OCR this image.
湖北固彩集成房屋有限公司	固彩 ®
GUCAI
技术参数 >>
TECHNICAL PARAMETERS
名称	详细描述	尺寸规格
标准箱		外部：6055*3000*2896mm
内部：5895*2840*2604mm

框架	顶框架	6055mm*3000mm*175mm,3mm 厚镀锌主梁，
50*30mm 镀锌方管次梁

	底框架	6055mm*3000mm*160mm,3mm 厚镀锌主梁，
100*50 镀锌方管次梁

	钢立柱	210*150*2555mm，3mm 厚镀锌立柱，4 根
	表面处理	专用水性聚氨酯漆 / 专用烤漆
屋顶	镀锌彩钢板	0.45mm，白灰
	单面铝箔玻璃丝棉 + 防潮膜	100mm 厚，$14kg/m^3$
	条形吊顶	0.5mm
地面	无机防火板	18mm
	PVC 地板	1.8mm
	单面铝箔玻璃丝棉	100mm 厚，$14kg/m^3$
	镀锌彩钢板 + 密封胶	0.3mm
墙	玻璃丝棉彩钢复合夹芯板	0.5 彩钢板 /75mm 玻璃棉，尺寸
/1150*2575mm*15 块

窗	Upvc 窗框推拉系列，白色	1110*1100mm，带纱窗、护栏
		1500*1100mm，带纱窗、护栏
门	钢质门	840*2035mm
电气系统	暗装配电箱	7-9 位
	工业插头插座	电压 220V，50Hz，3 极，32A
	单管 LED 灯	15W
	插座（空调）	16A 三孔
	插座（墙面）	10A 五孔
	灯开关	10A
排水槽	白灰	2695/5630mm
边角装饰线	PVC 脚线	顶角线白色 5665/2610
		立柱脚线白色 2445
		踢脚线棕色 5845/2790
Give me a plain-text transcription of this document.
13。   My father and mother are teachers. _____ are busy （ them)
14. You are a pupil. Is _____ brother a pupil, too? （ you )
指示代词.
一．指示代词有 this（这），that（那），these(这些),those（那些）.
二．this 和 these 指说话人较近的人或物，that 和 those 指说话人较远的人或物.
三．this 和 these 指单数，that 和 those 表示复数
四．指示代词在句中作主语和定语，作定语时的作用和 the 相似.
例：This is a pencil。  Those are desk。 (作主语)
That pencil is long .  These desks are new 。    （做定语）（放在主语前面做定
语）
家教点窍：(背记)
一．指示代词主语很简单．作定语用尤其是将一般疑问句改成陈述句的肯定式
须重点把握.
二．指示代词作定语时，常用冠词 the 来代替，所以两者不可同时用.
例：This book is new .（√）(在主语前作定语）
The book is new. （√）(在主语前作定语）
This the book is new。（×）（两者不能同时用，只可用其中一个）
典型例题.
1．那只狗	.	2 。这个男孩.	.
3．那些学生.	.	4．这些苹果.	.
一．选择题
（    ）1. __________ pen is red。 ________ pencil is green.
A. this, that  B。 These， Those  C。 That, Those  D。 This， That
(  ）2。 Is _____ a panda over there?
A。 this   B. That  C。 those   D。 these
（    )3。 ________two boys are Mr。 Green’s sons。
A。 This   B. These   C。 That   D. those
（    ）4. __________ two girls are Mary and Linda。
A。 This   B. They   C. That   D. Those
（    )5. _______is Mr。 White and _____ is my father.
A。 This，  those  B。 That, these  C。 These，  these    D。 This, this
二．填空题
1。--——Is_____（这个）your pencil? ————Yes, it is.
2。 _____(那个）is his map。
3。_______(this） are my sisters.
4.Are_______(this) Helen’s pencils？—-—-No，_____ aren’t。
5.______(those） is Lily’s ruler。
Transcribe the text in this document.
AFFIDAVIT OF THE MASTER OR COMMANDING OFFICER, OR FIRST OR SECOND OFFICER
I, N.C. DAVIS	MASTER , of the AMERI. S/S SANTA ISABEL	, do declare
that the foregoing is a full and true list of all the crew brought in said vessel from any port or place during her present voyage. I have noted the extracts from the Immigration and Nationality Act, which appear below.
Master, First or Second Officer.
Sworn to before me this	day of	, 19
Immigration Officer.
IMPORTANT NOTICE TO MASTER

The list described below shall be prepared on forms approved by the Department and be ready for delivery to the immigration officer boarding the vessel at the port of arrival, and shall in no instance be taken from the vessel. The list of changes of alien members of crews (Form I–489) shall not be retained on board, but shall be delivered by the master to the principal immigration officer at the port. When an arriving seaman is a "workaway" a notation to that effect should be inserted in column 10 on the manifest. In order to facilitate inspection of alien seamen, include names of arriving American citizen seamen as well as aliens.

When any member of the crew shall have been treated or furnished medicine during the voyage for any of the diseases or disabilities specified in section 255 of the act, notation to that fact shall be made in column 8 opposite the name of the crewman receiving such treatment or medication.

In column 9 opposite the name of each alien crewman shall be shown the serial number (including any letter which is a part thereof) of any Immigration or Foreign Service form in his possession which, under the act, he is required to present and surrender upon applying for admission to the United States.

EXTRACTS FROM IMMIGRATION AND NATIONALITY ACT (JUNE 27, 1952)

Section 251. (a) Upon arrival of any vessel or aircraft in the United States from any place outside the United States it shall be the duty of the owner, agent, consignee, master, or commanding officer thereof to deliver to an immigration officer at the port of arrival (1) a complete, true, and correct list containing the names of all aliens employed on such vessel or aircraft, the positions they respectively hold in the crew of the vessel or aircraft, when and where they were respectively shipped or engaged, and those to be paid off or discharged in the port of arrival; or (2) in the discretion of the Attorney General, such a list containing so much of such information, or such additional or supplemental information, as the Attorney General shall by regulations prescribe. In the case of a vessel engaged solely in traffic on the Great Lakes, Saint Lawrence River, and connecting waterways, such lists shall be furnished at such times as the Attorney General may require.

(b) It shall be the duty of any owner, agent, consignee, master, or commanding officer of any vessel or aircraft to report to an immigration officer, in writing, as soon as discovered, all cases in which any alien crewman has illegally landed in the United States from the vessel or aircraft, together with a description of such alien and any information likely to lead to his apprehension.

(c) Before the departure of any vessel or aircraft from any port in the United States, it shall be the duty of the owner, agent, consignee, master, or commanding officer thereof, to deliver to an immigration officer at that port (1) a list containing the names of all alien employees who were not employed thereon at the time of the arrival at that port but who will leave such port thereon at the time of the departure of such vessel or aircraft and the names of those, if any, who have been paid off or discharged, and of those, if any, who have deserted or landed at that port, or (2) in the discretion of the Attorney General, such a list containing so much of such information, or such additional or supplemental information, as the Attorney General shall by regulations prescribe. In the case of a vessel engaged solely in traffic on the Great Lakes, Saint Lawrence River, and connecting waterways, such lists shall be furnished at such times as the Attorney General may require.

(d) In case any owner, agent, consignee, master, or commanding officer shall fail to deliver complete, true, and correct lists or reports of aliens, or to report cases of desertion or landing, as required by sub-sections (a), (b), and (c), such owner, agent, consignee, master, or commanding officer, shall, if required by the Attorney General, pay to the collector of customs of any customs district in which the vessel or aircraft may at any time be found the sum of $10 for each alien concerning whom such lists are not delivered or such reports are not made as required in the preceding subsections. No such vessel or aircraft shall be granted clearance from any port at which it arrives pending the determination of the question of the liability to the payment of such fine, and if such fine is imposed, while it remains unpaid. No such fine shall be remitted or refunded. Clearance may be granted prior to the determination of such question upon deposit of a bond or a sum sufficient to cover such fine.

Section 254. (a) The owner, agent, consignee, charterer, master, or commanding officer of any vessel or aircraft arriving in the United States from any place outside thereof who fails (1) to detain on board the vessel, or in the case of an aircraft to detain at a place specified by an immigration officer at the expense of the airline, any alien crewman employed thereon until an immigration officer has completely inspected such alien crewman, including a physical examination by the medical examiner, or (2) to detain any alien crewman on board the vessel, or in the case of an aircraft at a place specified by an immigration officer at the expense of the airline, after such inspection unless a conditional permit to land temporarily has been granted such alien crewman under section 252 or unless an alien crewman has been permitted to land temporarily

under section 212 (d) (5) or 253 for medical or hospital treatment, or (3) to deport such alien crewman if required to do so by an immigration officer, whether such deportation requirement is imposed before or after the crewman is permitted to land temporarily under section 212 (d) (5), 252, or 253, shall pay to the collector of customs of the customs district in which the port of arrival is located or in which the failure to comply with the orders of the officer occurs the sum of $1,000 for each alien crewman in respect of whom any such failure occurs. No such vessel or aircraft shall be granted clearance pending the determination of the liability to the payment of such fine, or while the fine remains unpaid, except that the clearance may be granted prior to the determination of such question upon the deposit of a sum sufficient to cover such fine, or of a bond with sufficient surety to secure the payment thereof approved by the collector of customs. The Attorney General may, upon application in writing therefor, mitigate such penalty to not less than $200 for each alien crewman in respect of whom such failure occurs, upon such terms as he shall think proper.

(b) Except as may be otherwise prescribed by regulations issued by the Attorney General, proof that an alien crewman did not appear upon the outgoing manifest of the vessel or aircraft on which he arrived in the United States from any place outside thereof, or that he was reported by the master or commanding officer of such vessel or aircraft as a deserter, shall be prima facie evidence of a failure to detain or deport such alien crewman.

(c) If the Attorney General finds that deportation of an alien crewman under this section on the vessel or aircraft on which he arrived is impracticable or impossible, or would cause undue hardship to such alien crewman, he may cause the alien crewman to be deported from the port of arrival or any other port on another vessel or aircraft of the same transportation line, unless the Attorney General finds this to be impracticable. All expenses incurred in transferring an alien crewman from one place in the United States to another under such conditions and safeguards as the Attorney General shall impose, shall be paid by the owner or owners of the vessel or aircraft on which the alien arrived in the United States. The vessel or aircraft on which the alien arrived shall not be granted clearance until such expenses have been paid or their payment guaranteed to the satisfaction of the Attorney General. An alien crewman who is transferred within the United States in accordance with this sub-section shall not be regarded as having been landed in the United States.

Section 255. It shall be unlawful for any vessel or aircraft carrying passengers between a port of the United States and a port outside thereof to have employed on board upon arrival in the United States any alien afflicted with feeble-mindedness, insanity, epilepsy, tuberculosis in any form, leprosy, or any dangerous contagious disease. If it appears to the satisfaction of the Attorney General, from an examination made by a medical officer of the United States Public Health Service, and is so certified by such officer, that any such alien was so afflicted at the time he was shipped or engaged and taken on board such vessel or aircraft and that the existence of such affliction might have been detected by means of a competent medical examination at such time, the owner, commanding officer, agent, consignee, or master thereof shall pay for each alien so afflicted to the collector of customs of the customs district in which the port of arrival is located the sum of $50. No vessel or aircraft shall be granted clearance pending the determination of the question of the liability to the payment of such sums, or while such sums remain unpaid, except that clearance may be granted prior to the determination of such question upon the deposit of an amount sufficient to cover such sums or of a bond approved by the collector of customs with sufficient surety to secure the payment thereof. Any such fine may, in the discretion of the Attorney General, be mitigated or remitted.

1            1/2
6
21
_ _ _ _
Search the records above for "father". Copy each line where it is found.

## Output for this exercise
13。   My father and mother are teachers. _____ are busy （ them)
（    )5. _______is Mr。 White and _____ is my father.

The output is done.